━━━ EXCERPTED PASSAGE ━━━

A data center in Russia has some of the most impressive on-site power generation I ever heard of. it’s being built next to the Kalinin nuclear power plant near the town of Udomlya in the north of the country.
The new 80MW data center is being built by state-owned energy firm Rosenergoatom, which owns Kalinin, and it will have prefererential access to the plant’s output. Since Kalinin produces some 4GW of power, that should ensure energy security.
Nuclear powered data centers aren’t that unusual: it’s been pointed out that any facility in Paris will be 85 percent powered by nuclear electricity owing to the mix on the French grid. But is this a green story? With the leaders of the world meeting in Paris for the COP21 Green Summit this week, let’s have a look at whether nuclear is environmentally friendly or not.
Nuclear power produces virtually no greenhouse gas emissions, although fission reactors technically don’t produce “renewable” energy since fuel is burnt. It is possible for a “fast breeder” reactor to create more fuel than it burns, but we’ll leave that aside for now.

━━━

__THE TASKS__:
a) In the nuclear data center article, rewrite everything from "Nuclear powered data" down to "aside for now.", putting "eco-friendly" wherever "environmentally friendly" appears.
b) Answer these from the nuclear data center article:
(i) Which firm is building the new data center?
(ii) About how much power does the Kalinin plant produce?
(iii) What percentage of a facility in Paris is said to be powered by nuclear electricity?

━━━ INFORMATION SHOWN ━━━

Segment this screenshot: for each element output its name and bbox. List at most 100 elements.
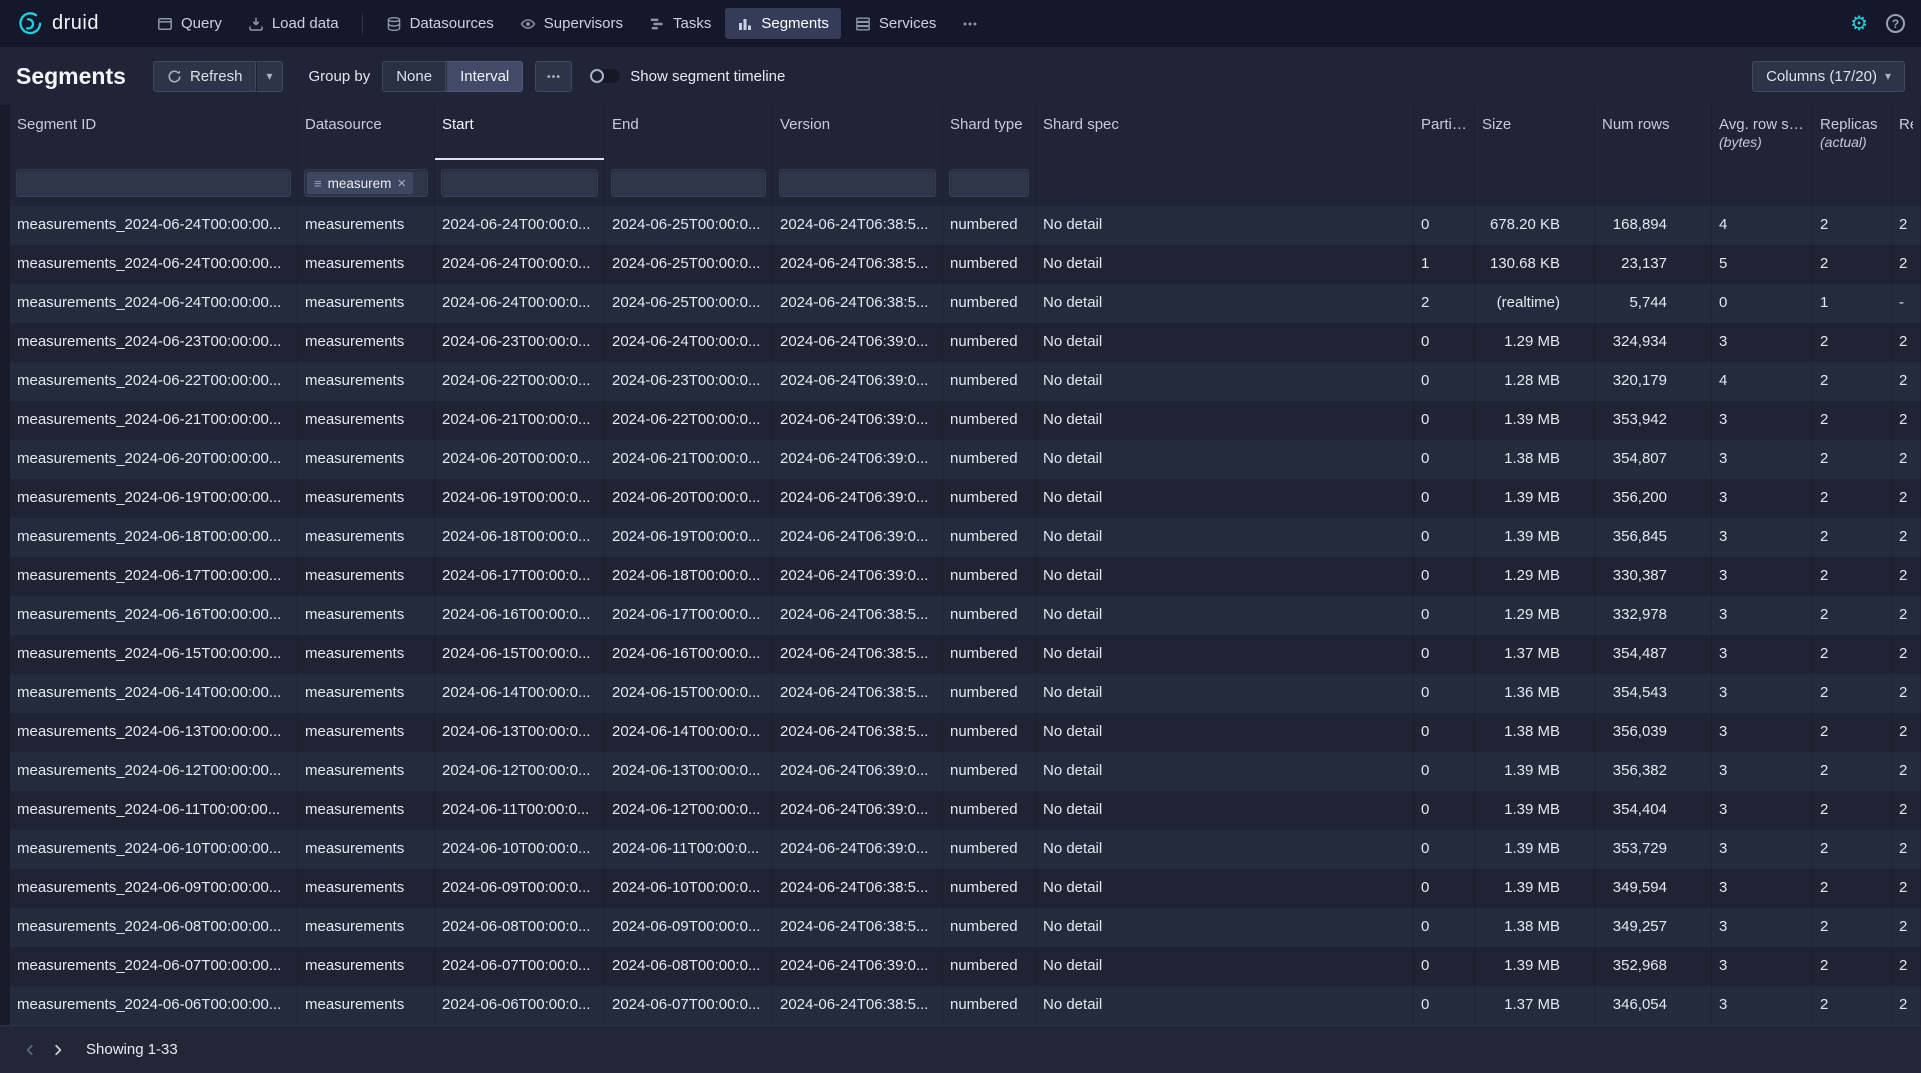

━━━

__EXERCISE RESULTS__:
a)
Nuclear powered data centers aren’t that unusual: it’s been pointed out that any facility in Paris will be 85 percent powered by nuclear electricity owing to the mix on the French grid. But is this a green story? With the leaders of the world meeting in Paris for the COP21 Green Summit this week, let’s have a look at whether nuclear is eco-friendly or not.
Nuclear power produces virtually no greenhouse gas emissions, although fission reactors technically don’t produce “renewable” energy since fuel is burnt. It is possible for a “fast breeder” reactor to create more fuel than it burns, but we’ll leave that aside for now.

b)
(i) Rosenergoatom
(ii) Some 4GW
(iii) 85 percent